## EXERCISE DETAILS
Pull every line containing "Berlinie" out of the material below.

# START OF DATA FOR PROCESSING

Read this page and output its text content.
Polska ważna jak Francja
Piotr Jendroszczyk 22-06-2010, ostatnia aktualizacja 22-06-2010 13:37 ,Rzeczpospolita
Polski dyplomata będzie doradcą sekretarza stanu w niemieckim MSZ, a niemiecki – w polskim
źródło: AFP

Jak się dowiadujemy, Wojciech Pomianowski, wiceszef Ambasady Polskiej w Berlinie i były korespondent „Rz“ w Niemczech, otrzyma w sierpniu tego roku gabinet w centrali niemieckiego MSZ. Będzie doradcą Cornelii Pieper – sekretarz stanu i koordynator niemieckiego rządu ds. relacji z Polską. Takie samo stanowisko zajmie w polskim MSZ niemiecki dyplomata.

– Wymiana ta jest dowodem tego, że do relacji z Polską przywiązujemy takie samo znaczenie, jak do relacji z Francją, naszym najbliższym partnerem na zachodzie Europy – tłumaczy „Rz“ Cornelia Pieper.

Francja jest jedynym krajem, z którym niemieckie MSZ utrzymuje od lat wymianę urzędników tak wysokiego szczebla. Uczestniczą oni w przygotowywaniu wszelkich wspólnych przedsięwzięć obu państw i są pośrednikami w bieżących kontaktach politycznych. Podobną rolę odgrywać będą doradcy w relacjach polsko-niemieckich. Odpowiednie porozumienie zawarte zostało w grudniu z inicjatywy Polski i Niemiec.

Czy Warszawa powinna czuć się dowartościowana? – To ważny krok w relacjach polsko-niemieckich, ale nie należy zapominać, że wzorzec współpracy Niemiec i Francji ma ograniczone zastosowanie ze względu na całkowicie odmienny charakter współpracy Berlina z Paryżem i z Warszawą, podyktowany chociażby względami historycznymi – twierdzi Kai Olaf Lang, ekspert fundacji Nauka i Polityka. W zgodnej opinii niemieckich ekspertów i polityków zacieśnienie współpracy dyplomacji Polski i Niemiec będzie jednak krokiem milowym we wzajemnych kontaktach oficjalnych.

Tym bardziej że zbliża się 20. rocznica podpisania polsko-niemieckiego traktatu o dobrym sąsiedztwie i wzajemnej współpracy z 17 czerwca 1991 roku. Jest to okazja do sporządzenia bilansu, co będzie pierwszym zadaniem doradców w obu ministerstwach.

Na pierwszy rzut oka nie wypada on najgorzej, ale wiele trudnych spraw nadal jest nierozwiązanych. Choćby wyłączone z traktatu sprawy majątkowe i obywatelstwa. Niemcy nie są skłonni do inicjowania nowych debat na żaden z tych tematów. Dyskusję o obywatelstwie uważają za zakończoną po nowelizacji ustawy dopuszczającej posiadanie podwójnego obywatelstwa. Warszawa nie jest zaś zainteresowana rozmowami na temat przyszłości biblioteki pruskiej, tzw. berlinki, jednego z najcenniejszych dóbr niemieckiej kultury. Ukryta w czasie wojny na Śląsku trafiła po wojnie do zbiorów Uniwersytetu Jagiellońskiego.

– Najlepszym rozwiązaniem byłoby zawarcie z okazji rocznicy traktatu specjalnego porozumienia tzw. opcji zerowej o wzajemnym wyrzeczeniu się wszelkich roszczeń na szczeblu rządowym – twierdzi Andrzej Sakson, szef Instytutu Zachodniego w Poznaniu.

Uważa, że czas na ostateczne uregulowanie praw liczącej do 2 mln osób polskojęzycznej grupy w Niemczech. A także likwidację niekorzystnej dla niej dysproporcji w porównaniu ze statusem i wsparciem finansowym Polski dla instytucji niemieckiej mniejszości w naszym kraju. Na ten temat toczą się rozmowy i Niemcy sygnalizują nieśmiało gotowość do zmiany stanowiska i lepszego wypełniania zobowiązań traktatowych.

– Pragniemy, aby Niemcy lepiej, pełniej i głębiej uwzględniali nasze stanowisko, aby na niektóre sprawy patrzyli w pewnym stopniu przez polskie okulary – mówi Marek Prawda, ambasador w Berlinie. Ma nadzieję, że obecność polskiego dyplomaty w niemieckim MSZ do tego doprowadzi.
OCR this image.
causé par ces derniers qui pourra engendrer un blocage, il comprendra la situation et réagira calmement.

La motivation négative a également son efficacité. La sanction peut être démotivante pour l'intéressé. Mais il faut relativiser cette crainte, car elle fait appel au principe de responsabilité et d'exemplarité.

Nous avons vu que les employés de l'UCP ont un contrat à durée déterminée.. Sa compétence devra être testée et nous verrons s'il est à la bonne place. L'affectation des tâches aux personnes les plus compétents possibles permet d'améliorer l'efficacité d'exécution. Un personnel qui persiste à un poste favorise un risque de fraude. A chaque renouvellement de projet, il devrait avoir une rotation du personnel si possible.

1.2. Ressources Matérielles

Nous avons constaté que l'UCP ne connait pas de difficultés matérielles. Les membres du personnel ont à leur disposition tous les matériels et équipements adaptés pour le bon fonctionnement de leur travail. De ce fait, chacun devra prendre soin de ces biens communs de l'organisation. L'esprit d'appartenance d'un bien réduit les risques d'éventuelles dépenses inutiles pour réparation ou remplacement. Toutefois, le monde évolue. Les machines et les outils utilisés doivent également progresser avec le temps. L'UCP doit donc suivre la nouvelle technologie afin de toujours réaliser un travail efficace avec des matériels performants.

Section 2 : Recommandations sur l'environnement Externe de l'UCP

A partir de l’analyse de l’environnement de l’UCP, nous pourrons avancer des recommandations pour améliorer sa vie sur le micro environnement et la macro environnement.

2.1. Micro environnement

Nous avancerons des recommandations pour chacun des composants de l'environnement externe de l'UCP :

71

# END OF DATA FOR PROCESSING

## ANSWER TO THE EXERCISE
Jak się dowiadujemy, Wojciech Pomianowski, wiceszef Ambasady Polskiej w Berlinie i były korespondent „Rz“ w Niemczech, otrzyma w sierpniu tego roku gabinet w centrali niemieckiego MSZ. Będzie doradcą Cornelii Pieper – sekretarz stanu i koordynator niemieckiego rządu ds. relacji z Polską. Takie samo stanowisko zajmie w polskim MSZ niemiecki dyplomata.
– Pragniemy, aby Niemcy lepiej, pełniej i głębiej uwzględniali nasze stanowisko, aby na niektóre sprawy patrzyli w pewnym stopniu przez polskie okulary – mówi Marek Prawda, ambasador w Berlinie. Ma nadzieję, że obecność polskiego dyplomaty w niemieckim MSZ do tego doprowadzi.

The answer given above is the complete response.